Short task
Output only the lines from the line holding "Read all visible" through the close of the records, exactly as they appear, with all pictures omitted.
>> START
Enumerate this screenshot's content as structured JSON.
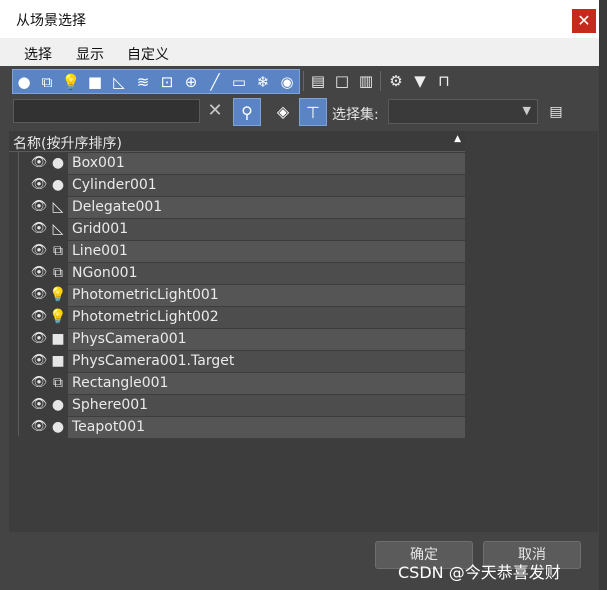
{
  "window": {
    "title": "从场景选择",
    "close_glyph": "✕"
  },
  "menu": [
    "选择",
    "显示",
    "自定义"
  ],
  "filter_icons": [
    {
      "name": "geometry-filter-icon",
      "glyph": "●"
    },
    {
      "name": "shapes-filter-icon",
      "glyph": "⧉"
    },
    {
      "name": "lights-filter-icon",
      "glyph": "💡"
    },
    {
      "name": "cameras-filter-icon",
      "glyph": "■"
    },
    {
      "name": "helpers-filter-icon",
      "glyph": "◺"
    },
    {
      "name": "spacewarps-filter-icon",
      "glyph": "≋"
    },
    {
      "name": "groups-filter-icon",
      "glyph": "⊡"
    },
    {
      "name": "xrefs-filter-icon",
      "glyph": "⊕"
    },
    {
      "name": "bones-filter-icon",
      "glyph": "╱"
    },
    {
      "name": "containers-filter-icon",
      "glyph": "▭"
    },
    {
      "name": "frozen-filter-icon",
      "glyph": "❄"
    },
    {
      "name": "hidden-filter-icon",
      "glyph": "◉"
    }
  ],
  "tool_icons": [
    {
      "name": "select-all-icon",
      "glyph": "▤"
    },
    {
      "name": "select-none-icon",
      "glyph": "□"
    },
    {
      "name": "invert-selection-icon",
      "glyph": "▥"
    },
    {
      "name": "filter-settings-icon",
      "glyph": "⚙"
    },
    {
      "name": "filter-icon",
      "glyph": "▼"
    },
    {
      "name": "display-children-icon",
      "glyph": "⊓"
    }
  ],
  "search": {
    "value": "",
    "placeholder": ""
  },
  "clear_glyph": "✕",
  "search_toggle_glyph": "⚲",
  "layers_glyph": "◈",
  "hierarchy_glyph": "⊤",
  "selection_set": {
    "label": "选择集:",
    "value": "",
    "arrow": "▼"
  },
  "selection_set_button_glyph": "▤",
  "column": {
    "header": "名称(按升序排序)",
    "sort_glyph": "▲"
  },
  "objects": [
    {
      "name": "Box001",
      "eye": "👁",
      "type_icon": "●",
      "type_name": "geometry-type-icon"
    },
    {
      "name": "Cylinder001",
      "eye": "👁",
      "type_icon": "●",
      "type_name": "geometry-type-icon"
    },
    {
      "name": "Delegate001",
      "eye": "👁",
      "type_icon": "◺",
      "type_name": "helper-type-icon"
    },
    {
      "name": "Grid001",
      "eye": "👁",
      "type_icon": "◺",
      "type_name": "helper-type-icon"
    },
    {
      "name": "Line001",
      "eye": "👁",
      "type_icon": "⧉",
      "type_name": "shape-type-icon"
    },
    {
      "name": "NGon001",
      "eye": "👁",
      "type_icon": "⧉",
      "type_name": "shape-type-icon"
    },
    {
      "name": "PhotometricLight001",
      "eye": "👁",
      "type_icon": "💡",
      "type_name": "light-type-icon"
    },
    {
      "name": "PhotometricLight002",
      "eye": "👁",
      "type_icon": "💡",
      "type_name": "light-type-icon"
    },
    {
      "name": "PhysCamera001",
      "eye": "👁",
      "type_icon": "■",
      "type_name": "camera-type-icon"
    },
    {
      "name": "PhysCamera001.Target",
      "eye": "👁",
      "type_icon": "■",
      "type_name": "camera-type-icon"
    },
    {
      "name": "Rectangle001",
      "eye": "👁",
      "type_icon": "⧉",
      "type_name": "shape-type-icon"
    },
    {
      "name": "Sphere001",
      "eye": "👁",
      "type_icon": "●",
      "type_name": "geometry-type-icon"
    },
    {
      "name": "Teapot001",
      "eye": "👁",
      "type_icon": "●",
      "type_name": "geometry-type-icon"
    }
  ],
  "buttons": {
    "ok": "确定",
    "cancel": "取消"
  },
  "watermark": "CSDN @今天恭喜发财",
  "colors": {
    "accent": "#5a84c4",
    "close": "#c42b1c",
    "panel": "#444444"
  }
}
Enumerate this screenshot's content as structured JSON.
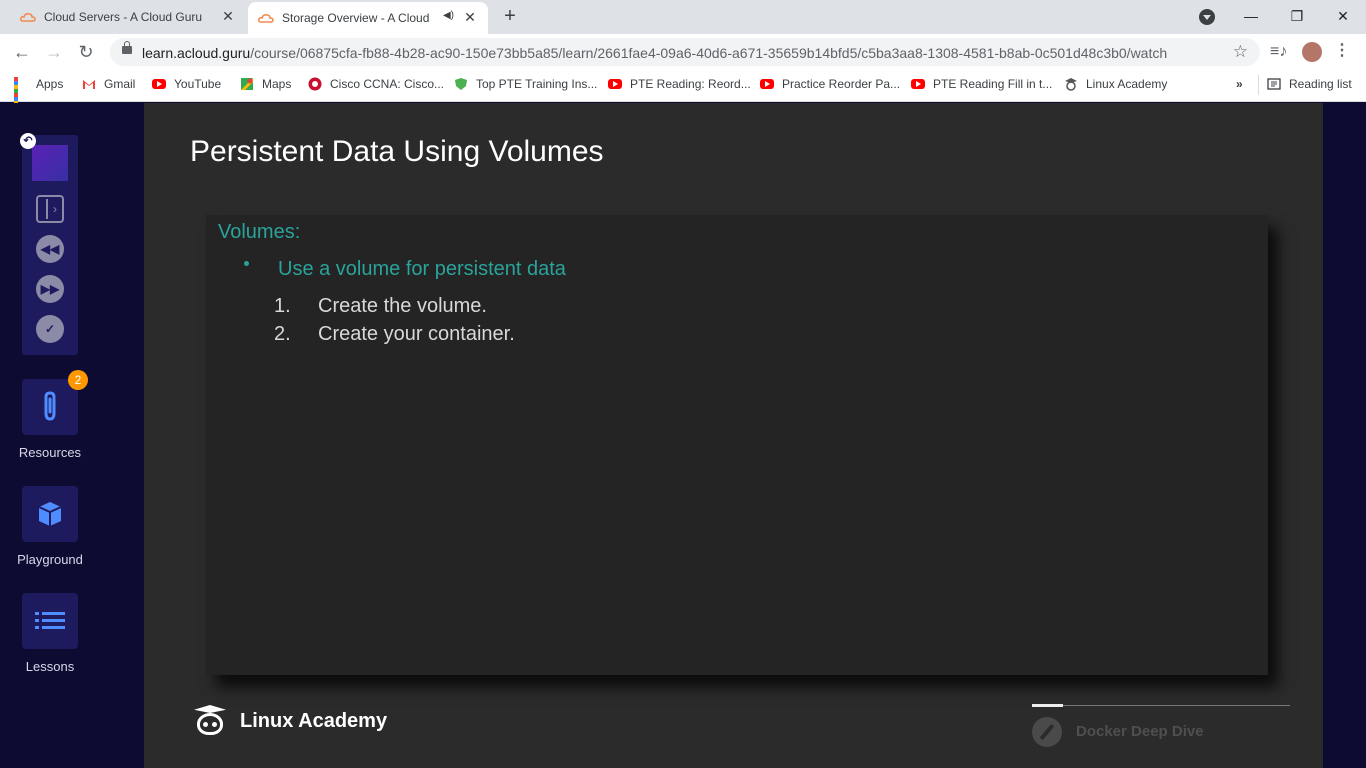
{
  "browser": {
    "tabs": [
      {
        "title": "Cloud Servers - A Cloud Guru",
        "active": false
      },
      {
        "title": "Storage Overview - A Cloud Guru",
        "active": true
      }
    ],
    "url_host": "learn.acloud.guru",
    "url_path": "/course/06875cfa-fb88-4b28-ac90-150e73bb5a85/learn/2661fae4-09a6-40d6-a671-35659b14bfd5/c5ba3aa8-1308-4581-b8ab-0c501d48c3b0/watch",
    "bookmarks": [
      {
        "label": "Apps",
        "icon": "apps-grid-icon"
      },
      {
        "label": "Gmail",
        "icon": "gmail-icon"
      },
      {
        "label": "YouTube",
        "icon": "youtube-icon"
      },
      {
        "label": "Maps",
        "icon": "maps-icon"
      },
      {
        "label": "Cisco CCNA: Cisco...",
        "icon": "cisco-icon"
      },
      {
        "label": "Top PTE Training Ins...",
        "icon": "pte-icon"
      },
      {
        "label": "PTE Reading: Reord...",
        "icon": "youtube-icon"
      },
      {
        "label": "Practice Reorder Pa...",
        "icon": "youtube-icon"
      },
      {
        "label": "PTE Reading Fill in t...",
        "icon": "youtube-icon"
      },
      {
        "label": "Linux Academy",
        "icon": "linux-academy-icon"
      }
    ],
    "more_bookmarks": "»",
    "reading_list": "Reading list"
  },
  "sidebar": {
    "resources_label": "Resources",
    "resources_badge": "2",
    "playground_label": "Playground",
    "lessons_label": "Lessons"
  },
  "slide": {
    "title": "Persistent Data Using Volumes",
    "heading": "Volumes:",
    "bullet": "Use a volume for persistent data",
    "steps": [
      {
        "num": "1.",
        "text": "Create the volume."
      },
      {
        "num": "2.",
        "text": "Create your container."
      }
    ],
    "brand": "Linux Academy",
    "course": "Docker Deep Dive",
    "course_progress": 0.12
  },
  "colors": {
    "accent_teal": "#2aa39b",
    "sidebar_bg": "#0e0b33",
    "button_bg": "#1e1a5e",
    "badge": "#ff9800"
  }
}
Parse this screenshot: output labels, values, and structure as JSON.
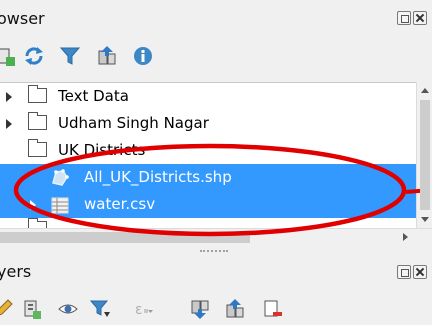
{
  "browser_panel": {
    "title": "owser"
  },
  "browser_toolbar": {
    "icons": [
      "add-layer-icon",
      "refresh-icon",
      "filter-icon",
      "collapse-all-icon",
      "properties-icon"
    ]
  },
  "tree": {
    "items": [
      {
        "label": "Text Data",
        "icon": "folder-icon",
        "expanded": false
      },
      {
        "label": "Udham Singh Nagar",
        "icon": "folder-icon",
        "expanded": false
      },
      {
        "label": "UK Districts",
        "icon": "folder-icon",
        "expanded": true
      },
      {
        "label": "All_UK_Districts.shp",
        "icon": "polygon-layer-icon",
        "selected": true
      },
      {
        "label": "water.csv",
        "icon": "table-icon",
        "selected": true
      }
    ]
  },
  "layers_panel": {
    "title": "yers"
  },
  "layers_toolbar": {
    "icons": [
      "edit-pencil-icon",
      "add-group-icon",
      "visibility-eye-icon",
      "filter-legend-icon",
      "filter-expression-icon",
      "expand-all-icon",
      "collapse-all-icon",
      "remove-layer-icon"
    ]
  },
  "colors": {
    "selection": "#3399ff",
    "annotation": "#e00000"
  }
}
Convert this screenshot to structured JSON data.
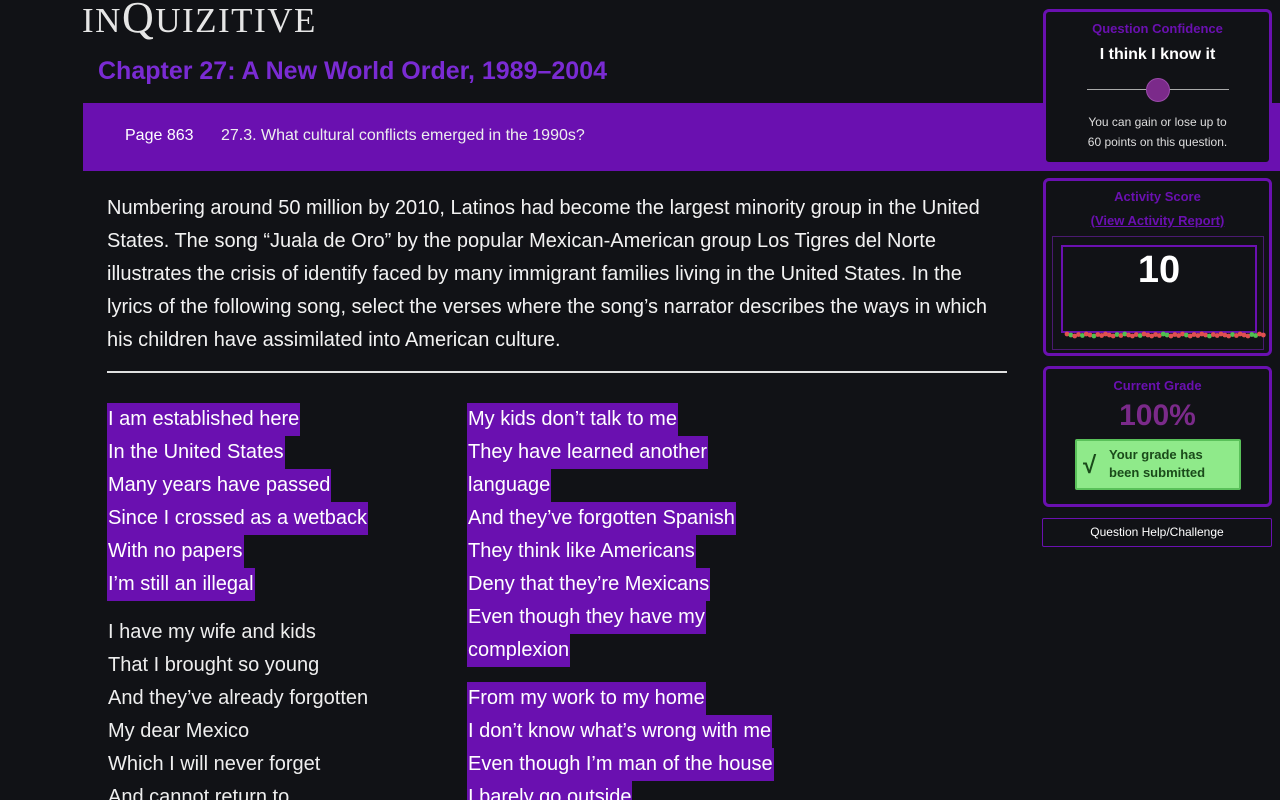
{
  "logo": {
    "prefix": "IN",
    "q": "Q",
    "suffix": "UIZITIVE"
  },
  "chapter_title": "Chapter 27: A New World Order, 1989–2004",
  "banner": {
    "page": "Page 863",
    "section": "27.3. What cultural conflicts emerged in the 1990s?"
  },
  "question": "Numbering around 50 million by 2010, Latinos had become the largest minority group in the United States. The song “Juala de Oro” by the popular Mexican-American group Los Tigres del Norte illustrates the crisis of identify faced by many immigrant families living in the United States. In the lyrics of the following song, select the verses where the song’s narrator describes the ways in which his children have assimilated into American culture.",
  "verses_left": [
    {
      "lines": [
        {
          "text": "I am established here",
          "selected": true
        },
        {
          "text": "In the United States",
          "selected": true
        },
        {
          "text": "Many years have passed",
          "selected": true
        },
        {
          "text": "Since I crossed as a wetback",
          "selected": true
        },
        {
          "text": "With no papers",
          "selected": true
        },
        {
          "text": "I’m still an illegal",
          "selected": true
        }
      ]
    },
    {
      "lines": [
        {
          "text": "I have my wife and kids",
          "selected": false
        },
        {
          "text": "That I brought so young",
          "selected": false
        },
        {
          "text": "And they’ve already forgotten",
          "selected": false
        },
        {
          "text": "My dear Mexico",
          "selected": false
        },
        {
          "text": "Which I will never forget",
          "selected": false
        },
        {
          "text": "And cannot return to",
          "selected": false
        }
      ]
    }
  ],
  "verses_right": [
    {
      "lines": [
        {
          "text": "My kids don’t talk to me",
          "selected": true
        },
        {
          "text": "They have learned another",
          "selected": true
        },
        {
          "text": "language",
          "selected": true
        },
        {
          "text": "And they’ve forgotten Spanish",
          "selected": true
        },
        {
          "text": "They think like Americans",
          "selected": true
        },
        {
          "text": "Deny that they’re Mexicans",
          "selected": true
        },
        {
          "text": "Even though they have my",
          "selected": true
        },
        {
          "text": "complexion",
          "selected": true
        }
      ]
    },
    {
      "lines": [
        {
          "text": "From my work to my home",
          "selected": true
        },
        {
          "text": "I don’t know what’s wrong with me",
          "selected": true
        },
        {
          "text": "Even though I’m man of the house",
          "selected": true
        },
        {
          "text": "I barely go outside",
          "selected": true
        }
      ]
    }
  ],
  "confidence": {
    "title": "Question Confidence",
    "value": "I think I know it",
    "slider_level": 0.5,
    "note_line1": "You can gain or lose up to",
    "note_line2": "60 points on this question."
  },
  "activity": {
    "title": "Activity Score",
    "report_link": "(View Activity Report)",
    "score": "10"
  },
  "grade": {
    "title": "Current Grade",
    "percent": "100%",
    "check": "√",
    "submitted_line1": "Your grade has",
    "submitted_line2": "been submitted"
  },
  "help_button": "Question Help/Challenge",
  "colors": {
    "accent": "#6a10b0",
    "grade": "#7b2a8a",
    "success_bg": "#8fea8a",
    "spark_red": "#e05050",
    "spark_green": "#50c050"
  }
}
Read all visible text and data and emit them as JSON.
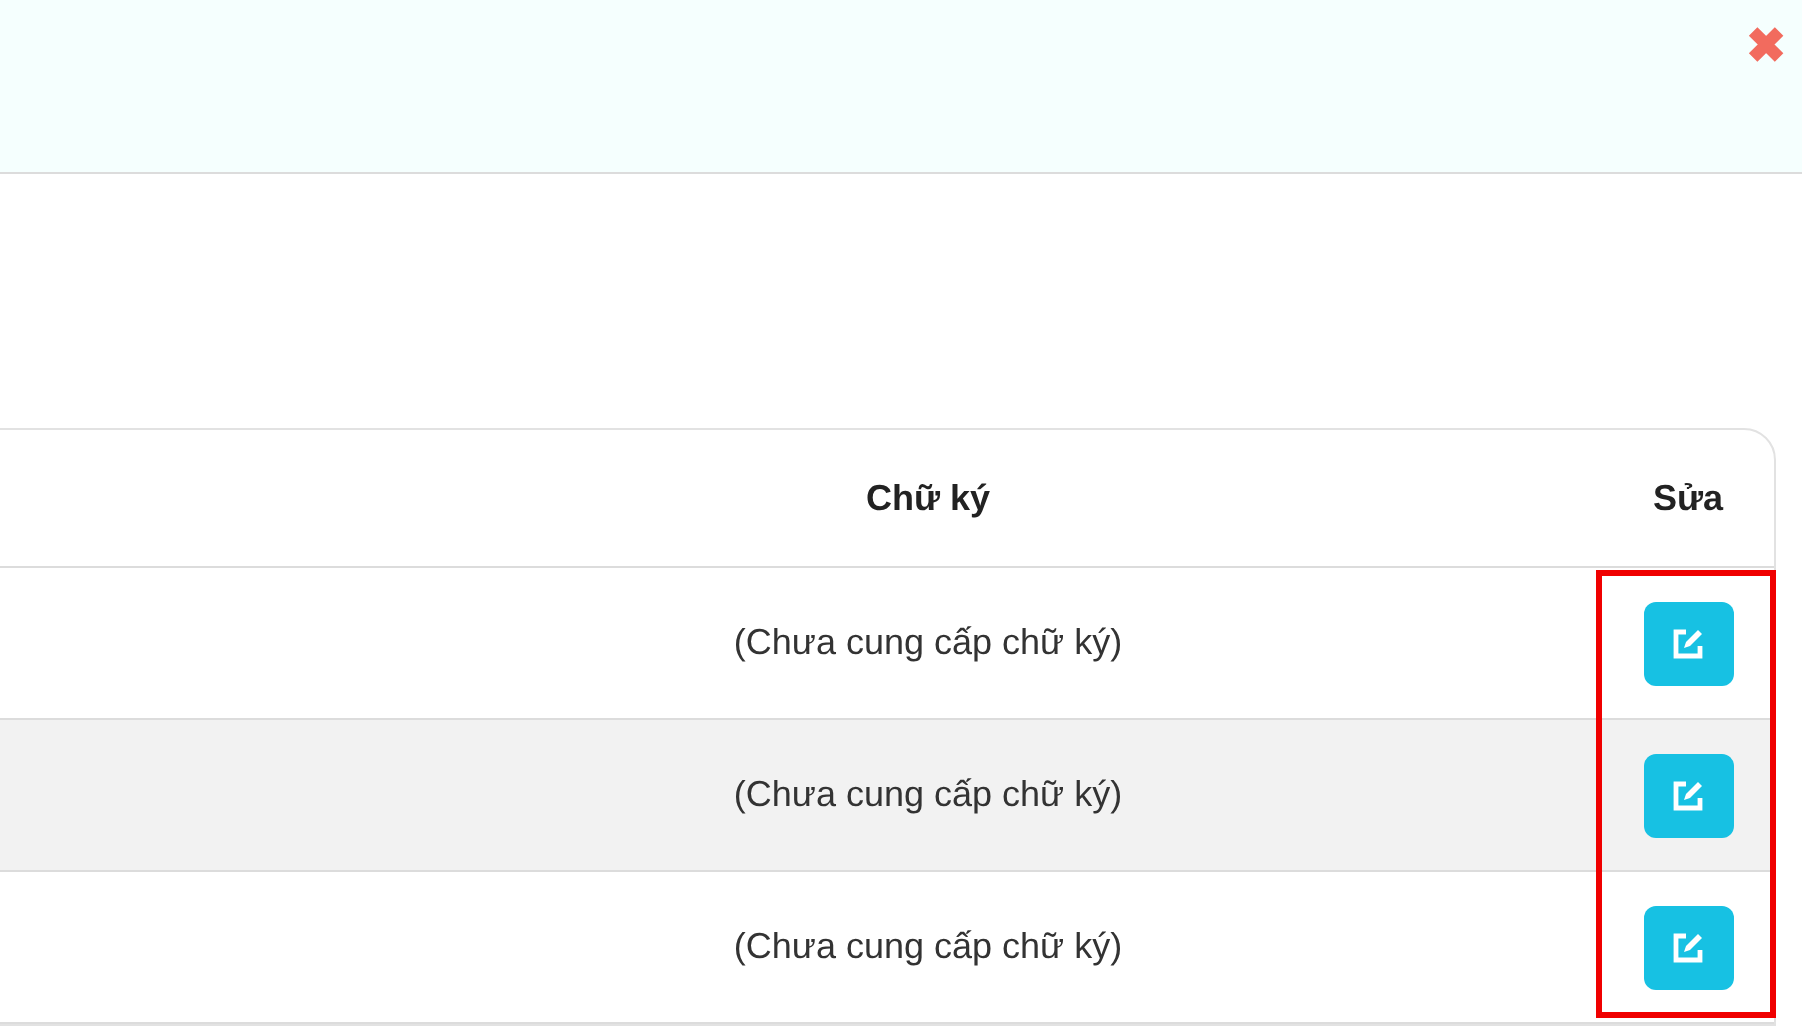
{
  "dialog": {
    "close_label": "✖"
  },
  "table": {
    "columns": [
      "Chữ ký",
      "Sửa"
    ],
    "rows": [
      {
        "signature": "(Chưa cung cấp chữ ký)"
      },
      {
        "signature": "(Chưa cung cấp chữ ký)"
      },
      {
        "signature": "(Chưa cung cấp chữ ký)"
      }
    ]
  }
}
>> END
Task solution
Read all visible text and data and emit them as JSON.
{
  "dialog": {
    "close_label": "✖"
  },
  "table": {
    "columns": [
      "Chữ ký",
      "Sửa"
    ],
    "rows": [
      {
        "signature": "(Chưa cung cấp chữ ký)"
      },
      {
        "signature": "(Chưa cung cấp chữ ký)"
      },
      {
        "signature": "(Chưa cung cấp chữ ký)"
      }
    ]
  }
}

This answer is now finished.